[Start of Data lines]
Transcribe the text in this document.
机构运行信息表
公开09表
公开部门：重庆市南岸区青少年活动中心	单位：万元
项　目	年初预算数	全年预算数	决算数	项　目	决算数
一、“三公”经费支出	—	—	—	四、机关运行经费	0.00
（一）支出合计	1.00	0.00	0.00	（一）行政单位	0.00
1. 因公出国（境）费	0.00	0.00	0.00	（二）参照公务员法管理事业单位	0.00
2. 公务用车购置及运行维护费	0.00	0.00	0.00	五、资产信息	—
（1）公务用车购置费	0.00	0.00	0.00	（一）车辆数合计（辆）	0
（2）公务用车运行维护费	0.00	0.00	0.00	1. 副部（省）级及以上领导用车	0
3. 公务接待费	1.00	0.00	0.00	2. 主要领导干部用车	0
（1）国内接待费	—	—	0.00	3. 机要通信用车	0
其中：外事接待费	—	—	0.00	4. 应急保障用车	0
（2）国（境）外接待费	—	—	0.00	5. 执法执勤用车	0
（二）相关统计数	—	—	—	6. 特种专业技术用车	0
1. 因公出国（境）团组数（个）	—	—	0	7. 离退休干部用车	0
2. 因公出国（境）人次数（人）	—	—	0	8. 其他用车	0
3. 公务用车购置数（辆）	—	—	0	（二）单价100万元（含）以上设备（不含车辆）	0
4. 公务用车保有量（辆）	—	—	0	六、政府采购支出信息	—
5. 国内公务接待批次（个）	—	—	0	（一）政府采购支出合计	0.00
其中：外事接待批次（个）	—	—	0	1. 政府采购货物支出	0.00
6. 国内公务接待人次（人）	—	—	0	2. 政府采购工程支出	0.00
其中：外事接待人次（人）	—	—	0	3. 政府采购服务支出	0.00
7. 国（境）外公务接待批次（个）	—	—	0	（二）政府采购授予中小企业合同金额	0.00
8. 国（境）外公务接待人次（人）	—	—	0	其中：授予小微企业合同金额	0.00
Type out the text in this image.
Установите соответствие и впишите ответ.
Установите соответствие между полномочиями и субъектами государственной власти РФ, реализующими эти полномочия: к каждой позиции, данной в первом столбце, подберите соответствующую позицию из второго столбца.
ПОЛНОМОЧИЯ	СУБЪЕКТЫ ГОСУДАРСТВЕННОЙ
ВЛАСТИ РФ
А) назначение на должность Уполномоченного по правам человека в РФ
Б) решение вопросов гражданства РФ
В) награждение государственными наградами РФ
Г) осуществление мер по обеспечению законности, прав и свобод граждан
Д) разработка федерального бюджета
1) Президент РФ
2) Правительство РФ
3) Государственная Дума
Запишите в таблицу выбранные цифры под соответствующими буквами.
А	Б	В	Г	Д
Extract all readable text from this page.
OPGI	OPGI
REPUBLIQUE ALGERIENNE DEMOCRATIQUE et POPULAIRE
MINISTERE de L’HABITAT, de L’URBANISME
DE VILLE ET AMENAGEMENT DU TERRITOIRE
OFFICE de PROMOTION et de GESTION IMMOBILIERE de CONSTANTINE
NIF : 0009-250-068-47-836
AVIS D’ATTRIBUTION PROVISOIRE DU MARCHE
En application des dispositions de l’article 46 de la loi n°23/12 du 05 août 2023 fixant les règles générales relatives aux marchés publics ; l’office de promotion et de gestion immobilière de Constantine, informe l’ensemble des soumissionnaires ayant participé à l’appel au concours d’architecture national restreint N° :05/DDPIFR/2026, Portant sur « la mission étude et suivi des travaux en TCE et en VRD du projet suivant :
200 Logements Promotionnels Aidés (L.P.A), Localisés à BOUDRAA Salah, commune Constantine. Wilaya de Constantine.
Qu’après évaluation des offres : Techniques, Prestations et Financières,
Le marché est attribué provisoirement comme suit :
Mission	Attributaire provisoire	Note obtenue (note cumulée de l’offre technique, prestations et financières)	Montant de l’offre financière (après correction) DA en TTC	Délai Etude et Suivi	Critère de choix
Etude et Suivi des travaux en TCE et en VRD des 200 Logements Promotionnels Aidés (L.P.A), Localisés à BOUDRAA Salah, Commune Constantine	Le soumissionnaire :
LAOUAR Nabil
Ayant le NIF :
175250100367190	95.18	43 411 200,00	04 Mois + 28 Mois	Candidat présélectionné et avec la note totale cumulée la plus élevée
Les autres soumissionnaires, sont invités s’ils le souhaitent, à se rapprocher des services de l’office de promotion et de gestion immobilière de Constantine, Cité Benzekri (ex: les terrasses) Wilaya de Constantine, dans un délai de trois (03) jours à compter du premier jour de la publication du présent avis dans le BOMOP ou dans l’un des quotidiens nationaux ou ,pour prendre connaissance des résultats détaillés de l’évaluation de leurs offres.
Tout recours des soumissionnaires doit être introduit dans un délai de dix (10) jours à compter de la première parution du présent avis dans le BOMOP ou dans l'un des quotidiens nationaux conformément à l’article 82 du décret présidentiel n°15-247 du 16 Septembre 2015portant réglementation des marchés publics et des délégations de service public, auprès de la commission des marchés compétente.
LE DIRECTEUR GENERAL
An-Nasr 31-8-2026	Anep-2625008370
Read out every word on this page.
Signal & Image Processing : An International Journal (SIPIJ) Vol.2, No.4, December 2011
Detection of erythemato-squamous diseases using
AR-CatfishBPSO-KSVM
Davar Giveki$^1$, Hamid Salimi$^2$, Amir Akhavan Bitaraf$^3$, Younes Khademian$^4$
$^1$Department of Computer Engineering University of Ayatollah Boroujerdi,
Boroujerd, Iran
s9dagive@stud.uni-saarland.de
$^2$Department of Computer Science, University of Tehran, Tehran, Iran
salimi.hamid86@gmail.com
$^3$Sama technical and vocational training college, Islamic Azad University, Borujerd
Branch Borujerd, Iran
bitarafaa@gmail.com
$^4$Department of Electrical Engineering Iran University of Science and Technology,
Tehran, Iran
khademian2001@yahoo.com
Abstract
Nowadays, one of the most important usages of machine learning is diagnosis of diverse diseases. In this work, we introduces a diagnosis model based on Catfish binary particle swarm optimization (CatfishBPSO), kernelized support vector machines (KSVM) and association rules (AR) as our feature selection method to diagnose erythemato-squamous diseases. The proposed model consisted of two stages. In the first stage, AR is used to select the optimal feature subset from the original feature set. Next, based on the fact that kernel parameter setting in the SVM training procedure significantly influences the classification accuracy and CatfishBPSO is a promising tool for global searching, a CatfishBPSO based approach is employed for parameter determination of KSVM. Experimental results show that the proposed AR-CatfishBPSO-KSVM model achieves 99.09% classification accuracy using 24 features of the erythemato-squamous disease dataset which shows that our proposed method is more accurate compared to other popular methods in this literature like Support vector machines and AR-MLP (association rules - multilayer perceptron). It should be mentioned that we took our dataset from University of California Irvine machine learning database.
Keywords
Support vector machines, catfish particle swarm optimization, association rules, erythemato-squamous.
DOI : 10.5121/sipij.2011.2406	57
[End of Data lines]
### Exercise
Could you reproduce every record above exactly as it appears?

### Expected answer
Transcribe the text in this document.
机构运行信息表
公开09表
公开部门：重庆市南岸区青少年活动中心	单位：万元
项　目	年初预算数	全年预算数	决算数	项　目	决算数
一、“三公”经费支出	—	—	—	四、机关运行经费	0.00
（一）支出合计	1.00	0.00	0.00	（一）行政单位	0.00
1. 因公出国（境）费	0.00	0.00	0.00	（二）参照公务员法管理事业单位	0.00
2. 公务用车购置及运行维护费	0.00	0.00	0.00	五、资产信息	—
（1）公务用车购置费	0.00	0.00	0.00	（一）车辆数合计（辆）	0
（2）公务用车运行维护费	0.00	0.00	0.00	1. 副部（省）级及以上领导用车	0
3. 公务接待费	1.00	0.00	0.00	2. 主要领导干部用车	0
（1）国内接待费	—	—	0.00	3. 机要通信用车	0
其中：外事接待费	—	—	0.00	4. 应急保障用车	0
（2）国（境）外接待费	—	—	0.00	5. 执法执勤用车	0
（二）相关统计数	—	—	—	6. 特种专业技术用车	0
1. 因公出国（境）团组数（个）	—	—	0	7. 离退休干部用车	0
2. 因公出国（境）人次数（人）	—	—	0	8. 其他用车	0
3. 公务用车购置数（辆）	—	—	0	（二）单价100万元（含）以上设备（不含车辆）	0
4. 公务用车保有量（辆）	—	—	0	六、政府采购支出信息	—
5. 国内公务接待批次（个）	—	—	0	（一）政府采购支出合计	0.00
其中：外事接待批次（个）	—	—	0	1. 政府采购货物支出	0.00
6. 国内公务接待人次（人）	—	—	0	2. 政府采购工程支出	0.00
其中：外事接待人次（人）	—	—	0	3. 政府采购服务支出	0.00
7. 国（境）外公务接待批次（个）	—	—	0	（二）政府采购授予中小企业合同金额	0.00
8. 国（境）外公务接待人次（人）	—	—	0	其中：授予小微企业合同金额	0.00
Type out the text in this image.
Установите соответствие и впишите ответ.
Установите соответствие между полномочиями и субъектами государственной власти РФ, реализующими эти полномочия: к каждой позиции, данной в первом столбце, подберите соответствующую позицию из второго столбца.
ПОЛНОМОЧИЯ	СУБЪЕКТЫ ГОСУДАРСТВЕННОЙ
ВЛАСТИ РФ
А) назначение на должность Уполномоченного по правам человека в РФ
Б) решение вопросов гражданства РФ
В) награждение государственными наградами РФ
Г) осуществление мер по обеспечению законности, прав и свобод граждан
Д) разработка федерального бюджета
1) Президент РФ
2) Правительство РФ
3) Государственная Дума
Запишите в таблицу выбранные цифры под соответствующими буквами.
А	Б	В	Г	Д
Extract all readable text from this page.
OPGI	OPGI
REPUBLIQUE ALGERIENNE DEMOCRATIQUE et POPULAIRE
MINISTERE de L’HABITAT, de L’URBANISME
DE VILLE ET AMENAGEMENT DU TERRITOIRE
OFFICE de PROMOTION et de GESTION IMMOBILIERE de CONSTANTINE
NIF : 0009-250-068-47-836
AVIS D’ATTRIBUTION PROVISOIRE DU MARCHE
En application des dispositions de l’article 46 de la loi n°23/12 du 05 août 2023 fixant les règles générales relatives aux marchés publics ; l’office de promotion et de gestion immobilière de Constantine, informe l’ensemble des soumissionnaires ayant participé à l’appel au concours d’architecture national restreint N° :05/DDPIFR/2026, Portant sur « la mission étude et suivi des travaux en TCE et en VRD du projet suivant :
200 Logements Promotionnels Aidés (L.P.A), Localisés à BOUDRAA Salah, commune Constantine. Wilaya de Constantine.
Qu’après évaluation des offres : Techniques, Prestations et Financières,
Le marché est attribué provisoirement comme suit :
Mission	Attributaire provisoire	Note obtenue (note cumulée de l’offre technique, prestations et financières)	Montant de l’offre financière (après correction) DA en TTC	Délai Etude et Suivi	Critère de choix
Etude et Suivi des travaux en TCE et en VRD des 200 Logements Promotionnels Aidés (L.P.A), Localisés à BOUDRAA Salah, Commune Constantine	Le soumissionnaire :
LAOUAR Nabil
Ayant le NIF :
175250100367190	95.18	43 411 200,00	04 Mois + 28 Mois	Candidat présélectionné et avec la note totale cumulée la plus élevée
Les autres soumissionnaires, sont invités s’ils le souhaitent, à se rapprocher des services de l’office de promotion et de gestion immobilière de Constantine, Cité Benzekri (ex: les terrasses) Wilaya de Constantine, dans un délai de trois (03) jours à compter du premier jour de la publication du présent avis dans le BOMOP ou dans l’un des quotidiens nationaux ou ,pour prendre connaissance des résultats détaillés de l’évaluation de leurs offres.
Tout recours des soumissionnaires doit être introduit dans un délai de dix (10) jours à compter de la première parution du présent avis dans le BOMOP ou dans l'un des quotidiens nationaux conformément à l’article 82 du décret présidentiel n°15-247 du 16 Septembre 2015portant réglementation des marchés publics et des délégations de service public, auprès de la commission des marchés compétente.
LE DIRECTEUR GENERAL
An-Nasr 31-8-2026	Anep-2625008370
Read out every word on this page.
Signal & Image Processing : An International Journal (SIPIJ) Vol.2, No.4, December 2011
Detection of erythemato-squamous diseases using
AR-CatfishBPSO-KSVM
Davar Giveki$^1$, Hamid Salimi$^2$, Amir Akhavan Bitaraf$^3$, Younes Khademian$^4$
$^1$Department of Computer Engineering University of Ayatollah Boroujerdi,
Boroujerd, Iran
s9dagive@stud.uni-saarland.de
$^2$Department of Computer Science, University of Tehran, Tehran, Iran
salimi.hamid86@gmail.com
$^3$Sama technical and vocational training college, Islamic Azad University, Borujerd
Branch Borujerd, Iran
bitarafaa@gmail.com
$^4$Department of Electrical Engineering Iran University of Science and Technology,
Tehran, Iran
khademian2001@yahoo.com
Abstract
Nowadays, one of the most important usages of machine learning is diagnosis of diverse diseases. In this work, we introduces a diagnosis model based on Catfish binary particle swarm optimization (CatfishBPSO), kernelized support vector machines (KSVM) and association rules (AR) as our feature selection method to diagnose erythemato-squamous diseases. The proposed model consisted of two stages. In the first stage, AR is used to select the optimal feature subset from the original feature set. Next, based on the fact that kernel parameter setting in the SVM training procedure significantly influences the classification accuracy and CatfishBPSO is a promising tool for global searching, a CatfishBPSO based approach is employed for parameter determination of KSVM. Experimental results show that the proposed AR-CatfishBPSO-KSVM model achieves 99.09% classification accuracy using 24 features of the erythemato-squamous disease dataset which shows that our proposed method is more accurate compared to other popular methods in this literature like Support vector machines and AR-MLP (association rules - multilayer perceptron). It should be mentioned that we took our dataset from University of California Irvine machine learning database.
Keywords
Support vector machines, catfish particle swarm optimization, association rules, erythemato-squamous.
DOI : 10.5121/sipij.2011.2406	57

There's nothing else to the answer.